### Article
Operating, Investing, and Financing
Cash
Cash and
cash equivalents amounted to $63.7 million at March 31, 2008, an increase of
$27.4 million from December 31, 2007. Net cash provided by operating
activities for the three months ended March 31, 2008, amounted to $6.5 million,
primarily due to proceeds from the sale of SBA loans and net income from
operations, offset by originations of loans held for sale. Net cash
used in investing activities amounted to $29.9 million for the three months
ended March 31, 2008, primarily due to loan originations and security purchases,
partially offset by proceeds from the maturities and sales of securities
available for sale. Net cash provided by financing activities,
amounted to $50.8 million for the three months ended March 31, 2008,
attributable to increased deposits, borrowings and proceeds from the exercise of
stock options, partially offset by the repayment of borrowings and payment of
dividends.
Liquidity
The
Company’s liquidity is a measure of its ability to fund loans, withdrawals or
maturities of deposits and other cash outflows in a cost-effective
manner.

### Dataset content
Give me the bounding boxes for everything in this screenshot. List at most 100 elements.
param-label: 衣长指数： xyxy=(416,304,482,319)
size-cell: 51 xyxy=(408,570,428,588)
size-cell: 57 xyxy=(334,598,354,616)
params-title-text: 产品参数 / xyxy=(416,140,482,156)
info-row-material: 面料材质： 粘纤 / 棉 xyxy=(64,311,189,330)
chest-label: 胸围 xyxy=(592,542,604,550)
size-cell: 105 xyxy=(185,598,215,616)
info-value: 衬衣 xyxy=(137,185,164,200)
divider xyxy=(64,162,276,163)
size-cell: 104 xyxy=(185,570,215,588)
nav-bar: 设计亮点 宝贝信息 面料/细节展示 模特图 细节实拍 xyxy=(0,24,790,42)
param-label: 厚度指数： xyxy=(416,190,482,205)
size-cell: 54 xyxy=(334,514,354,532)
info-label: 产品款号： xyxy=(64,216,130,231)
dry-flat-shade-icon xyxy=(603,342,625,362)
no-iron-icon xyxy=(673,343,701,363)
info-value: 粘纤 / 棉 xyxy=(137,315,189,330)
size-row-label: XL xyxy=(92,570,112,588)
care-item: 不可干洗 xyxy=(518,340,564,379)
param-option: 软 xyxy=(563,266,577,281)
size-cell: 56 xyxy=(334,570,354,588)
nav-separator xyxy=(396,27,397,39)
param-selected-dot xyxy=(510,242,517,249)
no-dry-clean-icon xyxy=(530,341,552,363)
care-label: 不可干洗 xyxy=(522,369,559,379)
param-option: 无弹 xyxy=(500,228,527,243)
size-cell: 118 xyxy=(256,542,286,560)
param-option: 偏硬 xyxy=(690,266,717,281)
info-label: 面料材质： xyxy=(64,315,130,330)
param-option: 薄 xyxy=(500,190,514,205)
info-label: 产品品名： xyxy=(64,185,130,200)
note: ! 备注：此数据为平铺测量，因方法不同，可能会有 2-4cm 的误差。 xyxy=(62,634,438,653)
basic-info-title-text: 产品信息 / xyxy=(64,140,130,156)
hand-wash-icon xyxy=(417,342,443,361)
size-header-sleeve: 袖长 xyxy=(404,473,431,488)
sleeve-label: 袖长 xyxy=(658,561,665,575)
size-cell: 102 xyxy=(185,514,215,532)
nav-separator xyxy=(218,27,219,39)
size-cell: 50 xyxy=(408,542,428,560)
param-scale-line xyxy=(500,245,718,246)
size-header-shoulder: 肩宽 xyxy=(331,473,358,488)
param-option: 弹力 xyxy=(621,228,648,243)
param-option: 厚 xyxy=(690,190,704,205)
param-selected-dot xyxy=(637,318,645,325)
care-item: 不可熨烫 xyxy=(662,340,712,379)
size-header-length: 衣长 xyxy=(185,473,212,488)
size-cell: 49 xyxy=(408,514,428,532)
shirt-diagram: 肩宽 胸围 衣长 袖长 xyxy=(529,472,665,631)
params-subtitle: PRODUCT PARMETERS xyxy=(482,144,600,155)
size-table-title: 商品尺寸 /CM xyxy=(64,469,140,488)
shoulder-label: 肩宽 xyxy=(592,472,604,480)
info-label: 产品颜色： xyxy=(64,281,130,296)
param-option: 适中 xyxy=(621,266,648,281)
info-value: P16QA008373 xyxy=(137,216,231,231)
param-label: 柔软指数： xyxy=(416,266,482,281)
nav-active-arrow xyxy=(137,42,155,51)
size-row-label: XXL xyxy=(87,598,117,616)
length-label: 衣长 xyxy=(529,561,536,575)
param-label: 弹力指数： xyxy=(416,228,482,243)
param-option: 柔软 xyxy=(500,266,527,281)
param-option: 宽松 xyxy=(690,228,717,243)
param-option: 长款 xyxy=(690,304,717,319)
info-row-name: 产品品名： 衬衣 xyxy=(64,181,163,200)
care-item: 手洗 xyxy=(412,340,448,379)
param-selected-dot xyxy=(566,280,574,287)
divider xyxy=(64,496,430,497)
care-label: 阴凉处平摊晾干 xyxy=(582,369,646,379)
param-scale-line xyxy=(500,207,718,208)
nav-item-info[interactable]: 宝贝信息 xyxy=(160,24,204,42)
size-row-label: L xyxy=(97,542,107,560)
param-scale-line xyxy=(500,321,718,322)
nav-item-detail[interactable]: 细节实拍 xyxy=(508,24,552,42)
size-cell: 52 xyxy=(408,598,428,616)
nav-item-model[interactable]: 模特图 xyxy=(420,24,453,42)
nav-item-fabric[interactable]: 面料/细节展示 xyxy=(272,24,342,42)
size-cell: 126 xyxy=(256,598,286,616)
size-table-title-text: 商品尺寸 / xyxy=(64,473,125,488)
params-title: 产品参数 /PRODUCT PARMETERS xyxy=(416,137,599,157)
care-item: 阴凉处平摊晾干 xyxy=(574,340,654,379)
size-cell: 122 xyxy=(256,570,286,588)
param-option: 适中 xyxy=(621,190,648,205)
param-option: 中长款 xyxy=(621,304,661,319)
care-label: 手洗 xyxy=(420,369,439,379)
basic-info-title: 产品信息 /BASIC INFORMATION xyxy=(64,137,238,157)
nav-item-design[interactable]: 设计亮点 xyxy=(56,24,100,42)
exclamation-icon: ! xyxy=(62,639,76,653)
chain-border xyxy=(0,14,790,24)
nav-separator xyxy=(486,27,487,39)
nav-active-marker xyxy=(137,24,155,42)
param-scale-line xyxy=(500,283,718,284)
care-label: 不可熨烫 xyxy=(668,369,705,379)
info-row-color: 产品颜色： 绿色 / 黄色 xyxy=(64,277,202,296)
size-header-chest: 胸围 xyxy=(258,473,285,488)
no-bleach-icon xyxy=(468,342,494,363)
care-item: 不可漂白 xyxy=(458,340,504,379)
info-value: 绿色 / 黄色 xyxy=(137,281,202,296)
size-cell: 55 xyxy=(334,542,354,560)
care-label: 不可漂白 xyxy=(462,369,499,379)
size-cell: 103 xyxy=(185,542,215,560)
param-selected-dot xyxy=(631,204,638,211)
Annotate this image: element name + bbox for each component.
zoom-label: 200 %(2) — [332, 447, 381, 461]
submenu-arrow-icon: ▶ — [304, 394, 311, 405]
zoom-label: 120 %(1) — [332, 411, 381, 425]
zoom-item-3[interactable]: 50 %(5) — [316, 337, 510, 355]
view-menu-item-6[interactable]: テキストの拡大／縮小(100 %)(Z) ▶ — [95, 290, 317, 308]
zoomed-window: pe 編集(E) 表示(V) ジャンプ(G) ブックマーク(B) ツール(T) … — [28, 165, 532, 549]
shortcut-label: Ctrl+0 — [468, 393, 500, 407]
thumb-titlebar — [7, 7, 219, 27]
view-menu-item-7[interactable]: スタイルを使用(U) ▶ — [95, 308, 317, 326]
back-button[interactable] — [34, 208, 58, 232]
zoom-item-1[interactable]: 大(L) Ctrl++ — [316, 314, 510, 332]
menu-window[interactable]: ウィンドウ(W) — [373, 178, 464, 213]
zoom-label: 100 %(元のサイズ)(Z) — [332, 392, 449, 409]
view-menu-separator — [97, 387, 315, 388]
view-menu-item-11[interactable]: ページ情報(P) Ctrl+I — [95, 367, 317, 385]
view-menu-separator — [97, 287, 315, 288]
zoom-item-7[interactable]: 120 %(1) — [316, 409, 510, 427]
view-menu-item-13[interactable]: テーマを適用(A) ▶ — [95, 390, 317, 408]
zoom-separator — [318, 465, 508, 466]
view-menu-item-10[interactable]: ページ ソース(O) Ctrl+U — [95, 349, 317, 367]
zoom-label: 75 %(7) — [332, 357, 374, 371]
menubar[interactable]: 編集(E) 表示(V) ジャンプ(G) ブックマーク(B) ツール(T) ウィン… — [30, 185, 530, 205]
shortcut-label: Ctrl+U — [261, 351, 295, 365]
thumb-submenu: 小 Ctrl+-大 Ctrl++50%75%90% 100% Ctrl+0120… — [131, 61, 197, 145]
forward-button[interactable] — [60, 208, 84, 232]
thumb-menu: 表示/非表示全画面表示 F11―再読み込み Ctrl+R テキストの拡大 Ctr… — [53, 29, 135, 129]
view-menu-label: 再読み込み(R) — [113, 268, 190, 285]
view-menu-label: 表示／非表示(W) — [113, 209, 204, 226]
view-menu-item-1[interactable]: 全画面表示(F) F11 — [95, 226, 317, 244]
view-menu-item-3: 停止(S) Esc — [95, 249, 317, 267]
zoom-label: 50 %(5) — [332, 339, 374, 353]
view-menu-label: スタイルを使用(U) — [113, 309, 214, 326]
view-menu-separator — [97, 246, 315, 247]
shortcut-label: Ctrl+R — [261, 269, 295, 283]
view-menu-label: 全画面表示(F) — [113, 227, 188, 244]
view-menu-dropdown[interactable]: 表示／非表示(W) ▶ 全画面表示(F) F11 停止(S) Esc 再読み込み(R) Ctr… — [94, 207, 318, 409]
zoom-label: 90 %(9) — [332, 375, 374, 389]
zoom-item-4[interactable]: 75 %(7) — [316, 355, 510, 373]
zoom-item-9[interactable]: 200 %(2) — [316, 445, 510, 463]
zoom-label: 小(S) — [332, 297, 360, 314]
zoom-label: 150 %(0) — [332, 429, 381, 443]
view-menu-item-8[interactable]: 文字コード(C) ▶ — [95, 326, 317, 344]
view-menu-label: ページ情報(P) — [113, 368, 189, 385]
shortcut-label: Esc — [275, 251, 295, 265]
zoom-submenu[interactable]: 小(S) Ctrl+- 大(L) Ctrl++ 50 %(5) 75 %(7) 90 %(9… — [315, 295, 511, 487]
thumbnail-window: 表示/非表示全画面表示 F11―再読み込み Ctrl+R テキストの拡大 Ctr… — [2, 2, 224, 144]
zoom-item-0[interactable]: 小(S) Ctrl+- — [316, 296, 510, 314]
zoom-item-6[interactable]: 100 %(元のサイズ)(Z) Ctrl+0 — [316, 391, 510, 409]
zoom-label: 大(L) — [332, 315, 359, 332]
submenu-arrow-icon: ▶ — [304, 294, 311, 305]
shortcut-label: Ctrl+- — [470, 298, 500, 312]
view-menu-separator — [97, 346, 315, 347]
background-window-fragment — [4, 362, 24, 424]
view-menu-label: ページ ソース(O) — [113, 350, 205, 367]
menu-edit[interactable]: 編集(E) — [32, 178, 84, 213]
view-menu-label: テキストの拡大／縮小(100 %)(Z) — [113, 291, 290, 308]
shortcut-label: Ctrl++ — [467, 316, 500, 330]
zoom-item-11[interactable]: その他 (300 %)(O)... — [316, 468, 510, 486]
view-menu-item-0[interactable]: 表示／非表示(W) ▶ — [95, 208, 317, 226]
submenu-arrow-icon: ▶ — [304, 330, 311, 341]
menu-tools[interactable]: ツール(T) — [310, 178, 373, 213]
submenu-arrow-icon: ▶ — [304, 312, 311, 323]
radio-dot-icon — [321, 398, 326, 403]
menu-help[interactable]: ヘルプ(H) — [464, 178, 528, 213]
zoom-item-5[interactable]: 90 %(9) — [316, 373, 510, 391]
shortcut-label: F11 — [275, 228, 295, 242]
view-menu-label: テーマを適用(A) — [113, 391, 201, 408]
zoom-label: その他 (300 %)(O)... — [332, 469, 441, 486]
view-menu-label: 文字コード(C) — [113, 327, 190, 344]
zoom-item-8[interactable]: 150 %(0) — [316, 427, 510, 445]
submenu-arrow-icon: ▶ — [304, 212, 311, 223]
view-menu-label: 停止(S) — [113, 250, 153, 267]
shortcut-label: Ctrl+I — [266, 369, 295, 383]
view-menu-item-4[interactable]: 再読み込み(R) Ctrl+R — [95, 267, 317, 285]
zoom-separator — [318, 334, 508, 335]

### Short task A
According to the cash flow and liquidity section, how much net cash was used in investing activities for the three months ended March 31, 2008?
### Short task B
Pick up the cash flow and liquidity section after its final sentence and keep writing.

### Task answer A
$29.9 million

### Task answer B
Parent
Company
At March
31, 2008, the Parent Company had $633 thousand in cash and $184 thousand in
marketable securities, valued at fair market value, compared to $433 thousand in
cash and $216 thousand in marketable securities at December 31,
2007. The increase in cash at the parent company was due to the
payment of dividends by the Bank, partially offset by the payment of dividends
to shareholders and other operating expenses. Expenses at the Parent
Company are minimal, and management believes that the Parent Company has
adequate liquidity to fund its obligations.
Consolidated
Bank
Liquidity
is a measure of the ability to fund loans, withdrawals or maturities of deposits
and other cash outflows in a cost-effective manner. The principal
sources of funds are deposits, scheduled amortizations and repayments of loan
principal, sales and maturities of investment securities and funds provided by
operations. While scheduled loan payments and maturing investments
are relatively predictable sources of funds, deposit flows and loan prepayments
are greatly influenced by general interest rates, economic conditions and
competition.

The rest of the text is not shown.